» **Document excerpt**:
How do you incorporate folk dance into your contemporary writing?

There’s still a stereotype that a hierarchy exists among different styles of dance. In Italy, many people still believe that you have to go through ballet to become a dancer. We know how false that is, and I like the idea that dance is manifold and diverse. That’s why I like making use of traditional music—to bring a new dimension to the practice of dance that requires hours of training, sacrifice, and effort.

I’m a great admirer of the body art of the 60s and 70s. At that time, people had to go to a theatre to see artists exploring the limits of their bodies. Today, everything’s available on your phone, yet people still go to the theatre, and to encourage this type of interaction, which has become almost exotic, I want to show the performers’ commitment to their art. There’s a key lesson to be taken from the avant-garde movements of previous centuries, in which artists felt free to incorporate everything they discovered into other forms of artistic practice. That’s what we are doing.

» **Recorded information**:
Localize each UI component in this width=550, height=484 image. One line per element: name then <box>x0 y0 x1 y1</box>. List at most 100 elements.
---
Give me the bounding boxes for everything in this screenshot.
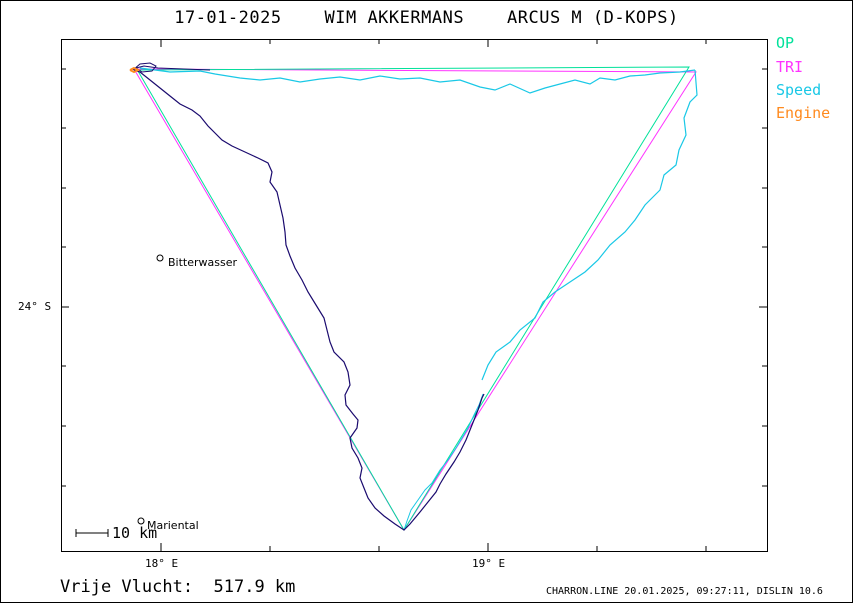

» **Task requirements**:
• 1. In the folk dance interview excerpt, what do many people in Italy still believe about becoming a dancer?
• 2. For each statement, say whether it agrees with the folk dance interview excerpt, and quote the words that decide it: (a) The speaker admires the body art of the 60s and 70s. (b) The speaker says people no longer go to the theatre. (c) The speaker avoids using traditional music.

» **Answer set**:
• 1. They believe you have to go through ballet to become a dancer.

• 2.
(a) Yes: "I’m a great admirer of the body art of the 60s and 70s."
(b) No: "yet people still go to the theatre"
(c) No: "That’s why I like making use of traditional music"